**SHORT EXERCISE:**
Among the lines below, count those with "Save". Give the total alone.

**STORED ROWS:**
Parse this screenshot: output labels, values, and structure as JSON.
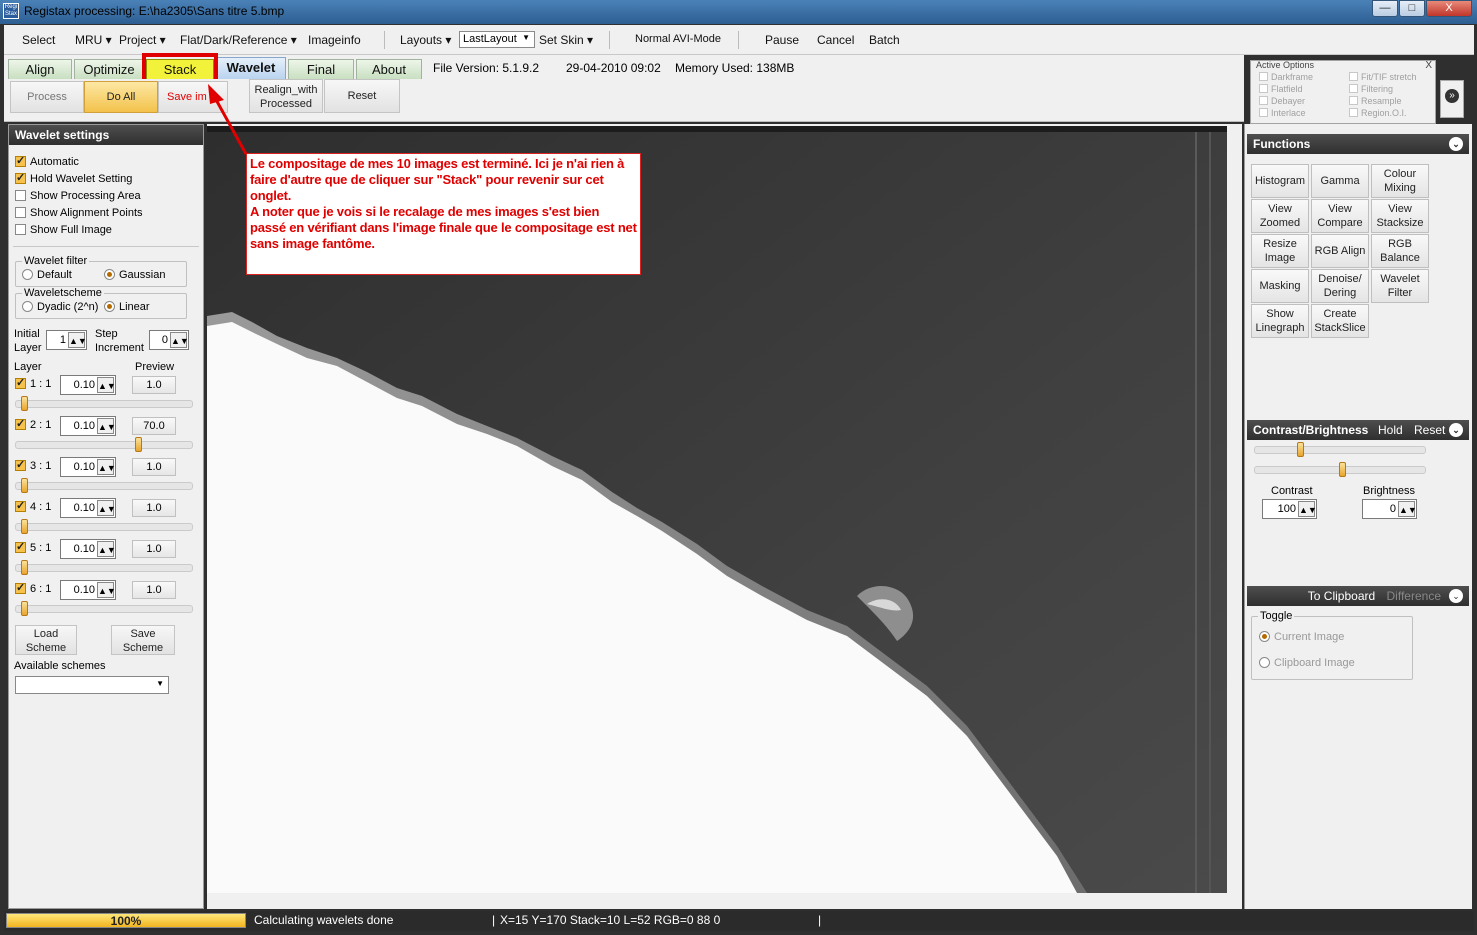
{
  "window": {
    "title": "Registax processing: E:\\ha2305\\Sans titre 5.bmp",
    "app_icon_text": "Regi Stax",
    "minimize": "—",
    "maximize": "□",
    "close": "X"
  },
  "menu": {
    "select": "Select",
    "mru": "MRU ▾",
    "project": "Project ▾",
    "flat": "Flat/Dark/Reference ▾",
    "imageinfo": "Imageinfo",
    "layouts": "Layouts ▾",
    "layout_value": "LastLayout",
    "setskin": "Set Skin ▾",
    "normal_avi": "Normal AVI-Mode",
    "pause": "Pause",
    "cancel": "Cancel",
    "batch": "Batch"
  },
  "tabs": {
    "align": "Align",
    "optimize": "Optimize",
    "stack": "Stack",
    "wavelet": "Wavelet",
    "final": "Final",
    "about": "About"
  },
  "info": {
    "file_version": "File Version: 5.1.9.2",
    "date": "29-04-2010 09:02",
    "memory": "Memory Used: 138MB"
  },
  "toolbar": {
    "process": "Process",
    "do_all": "Do All",
    "save_image": "Save im",
    "realign": "Realign_with Processed",
    "reset": "Reset"
  },
  "active_options": {
    "title": "Active Options",
    "close": "X",
    "items_left": [
      "Darkframe",
      "Flatfield",
      "Debayer",
      "Interlace"
    ],
    "items_right": [
      "Fit/TIF stretch",
      "Filtering",
      "Resample",
      "Region.O.I."
    ],
    "expand": "»"
  },
  "wavelet_settings": {
    "title": "Wavelet settings",
    "automatic": "Automatic",
    "hold": "Hold Wavelet Setting",
    "show_area": "Show Processing Area",
    "show_points": "Show Alignment Points",
    "show_full": "Show Full Image",
    "filter_label": "Wavelet filter",
    "filter_default": "Default",
    "filter_gaussian": "Gaussian",
    "scheme_label": "Waveletscheme",
    "scheme_dyadic": "Dyadic (2^n)",
    "scheme_linear": "Linear",
    "initial_layer": "Initial Layer",
    "initial_layer_value": "1",
    "step_increment": "Step Increment",
    "step_value": "0",
    "layer_header": "Layer",
    "preview_header": "Preview",
    "layers": [
      {
        "label": "1 : 1",
        "value": "0.10",
        "preview": "1.0",
        "level": 0.03
      },
      {
        "label": "2 : 1",
        "value": "0.10",
        "preview": "70.0",
        "level": 0.7
      },
      {
        "label": "3 : 1",
        "value": "0.10",
        "preview": "1.0",
        "level": 0.03
      },
      {
        "label": "4 : 1",
        "value": "0.10",
        "preview": "1.0",
        "level": 0.03
      },
      {
        "label": "5 : 1",
        "value": "0.10",
        "preview": "1.0",
        "level": 0.03
      },
      {
        "label": "6 : 1",
        "value": "0.10",
        "preview": "1.0",
        "level": 0.03
      }
    ],
    "load_scheme": "Load Scheme",
    "save_scheme": "Save Scheme",
    "available_schemes": "Available schemes"
  },
  "annotation": {
    "line1": "Le compositage de mes 10 images est terminé. Ici je n'ai rien à faire d'autre que de cliquer sur \"Stack\" pour revenir sur cet onglet.",
    "line2": "A noter que je vois si le recalage de mes images s'est bien passé en vérifiant dans l'image finale que le compositage est net sans image fantôme."
  },
  "functions": {
    "title": "Functions",
    "buttons": [
      "Histogram",
      "Gamma",
      "Colour Mixing",
      "View Zoomed",
      "View Compare",
      "View Stacksize",
      "Resize Image",
      "RGB Align",
      "RGB Balance",
      "Masking",
      "Denoise/ Dering",
      "Wavelet Filter",
      "Show Linegraph",
      "Create StackSlice"
    ]
  },
  "contrast": {
    "title": "Contrast/Brightness",
    "hold": "Hold",
    "reset": "Reset",
    "contrast_label": "Contrast",
    "contrast_value": "100",
    "brightness_label": "Brightness",
    "brightness_value": "0"
  },
  "clipboard": {
    "to_clipboard": "To Clipboard",
    "difference": "Difference",
    "toggle": "Toggle",
    "current": "Current Image",
    "clipboard_image": "Clipboard Image"
  },
  "status": {
    "progress": "100%",
    "progress_fraction": 1.0,
    "message": "Calculating wavelets done",
    "coords": "X=15 Y=170 Stack=10 L=52 RGB=0 88 0"
  }
}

**WRITTEN RESPONSE:**
2